[Data entries]
========

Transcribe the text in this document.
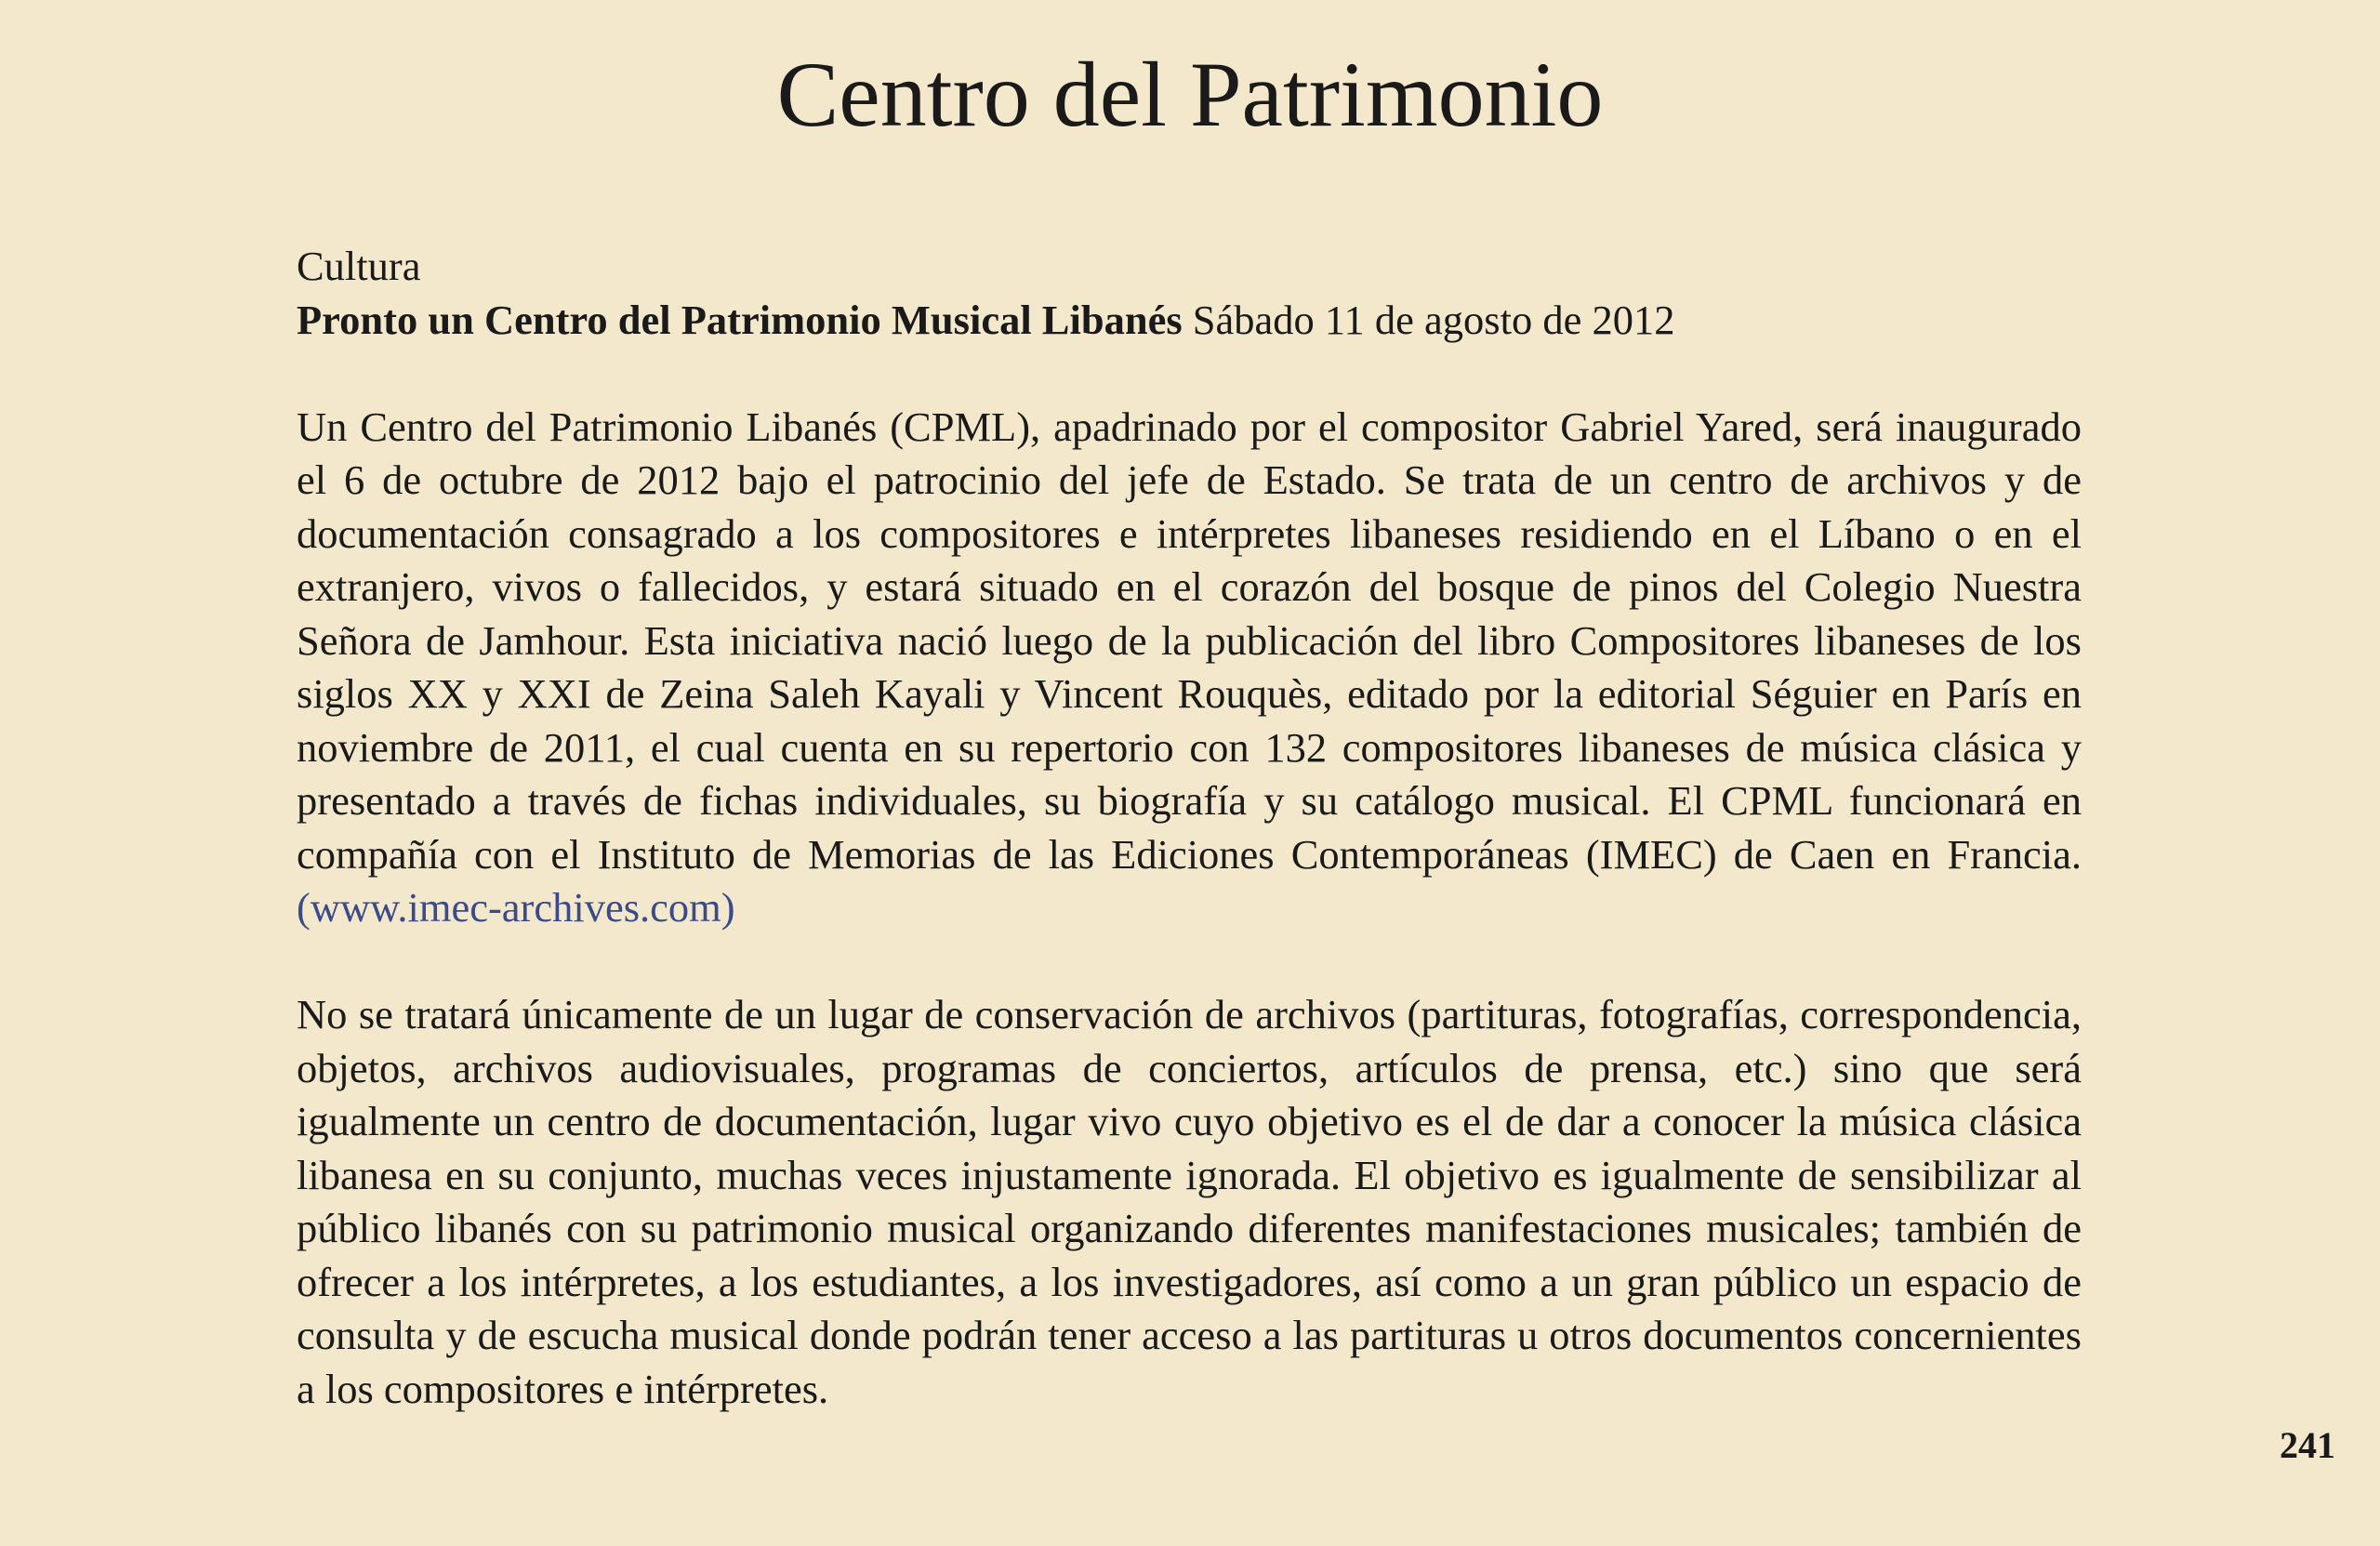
Centro del Patrimonio

Cultura

Pronto un Centro del Patrimonio Musical Libanés Sábado 11 de agosto de 2012

Un Centro del Patrimonio Libanés (CPML), apadrinado por el compositor Gabriel Yared, será inaugurado el 6 de octubre de 2012 bajo el patrocinio del jefe de Estado. Se trata de un centro de archivos y de documentación consagrado a los compositores e intérpretes libaneses residiendo en el Líbano o en el extranjero, vivos o fallecidos, y estará situado en el corazón del bosque de pinos del Colegio Nuestra Señora de Jamhour. Esta iniciativa nació luego de la publicación del libro Compositores libaneses de los siglos XX y XXI de Zeina Saleh Kayali y Vincent Rouquès, editado por la editorial Séguier en París en noviembre de 2011, el cual cuenta en su repertorio con 132 compositores libaneses de música clásica y presentado a través de fichas individuales, su biografía y su catálogo musical. El CPML funcionará en compañía con el Instituto de Memorias de las Ediciones Contemporáneas (IMEC) de Caen en Francia. (www.imec-archives.com)

No se tratará únicamente de un lugar de conservación de archivos (partituras, fotografías, correspondencia, objetos, archivos audiovisuales, programas de conciertos, artículos de prensa, etc.) sino que será igualmente un centro de documentación, lugar vivo cuyo objetivo es el de dar a conocer la música clásica libanesa en su conjunto, muchas veces injustamente ignorada. El objetivo es igualmente de sensibilizar al público libanés con su patrimonio musical organizando diferentes manifestaciones musicales; también de ofrecer a los intérpretes, a los estudiantes, a los investigadores, así como a un gran público un espacio de consulta y de escucha musical donde podrán tener acceso a las partituras u otros documentos concernientes a los compositores e intérpretes.

241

========

#### [Problem to solve]
Return the listing above unchanged, apart from dropping its pictures.

#### [Response to this task]
Transcribe the text in this document.
Centro del Patrimonio

Cultura

Pronto un Centro del Patrimonio Musical Libanés Sábado 11 de agosto de 2012

Un Centro del Patrimonio Libanés (CPML), apadrinado por el compositor Gabriel Yared, será inaugurado el 6 de octubre de 2012 bajo el patrocinio del jefe de Estado. Se trata de un centro de archivos y de documentación consagrado a los compositores e intérpretes libaneses residiendo en el Líbano o en el extranjero, vivos o fallecidos, y estará situado en el corazón del bosque de pinos del Colegio Nuestra Señora de Jamhour. Esta iniciativa nació luego de la publicación del libro Compositores libaneses de los siglos XX y XXI de Zeina Saleh Kayali y Vincent Rouquès, editado por la editorial Séguier en París en noviembre de 2011, el cual cuenta en su repertorio con 132 compositores libaneses de música clásica y presentado a través de fichas individuales, su biografía y su catálogo musical. El CPML funcionará en compañía con el Instituto de Memorias de las Ediciones Contemporáneas (IMEC) de Caen en Francia. (www.imec-archives.com)

No se tratará únicamente de un lugar de conservación de archivos (partituras, fotografías, correspondencia, objetos, archivos audiovisuales, programas de conciertos, artículos de prensa, etc.) sino que será igualmente un centro de documentación, lugar vivo cuyo objetivo es el de dar a conocer la música clásica libanesa en su conjunto, muchas veces injustamente ignorada. El objetivo es igualmente de sensibilizar al público libanés con su patrimonio musical organizando diferentes manifestaciones musicales; también de ofrecer a los intérpretes, a los estudiantes, a los investigadores, así como a un gran público un espacio de consulta y de escucha musical donde podrán tener acceso a las partituras u otros documentos concernientes a los compositores e intérpretes.

241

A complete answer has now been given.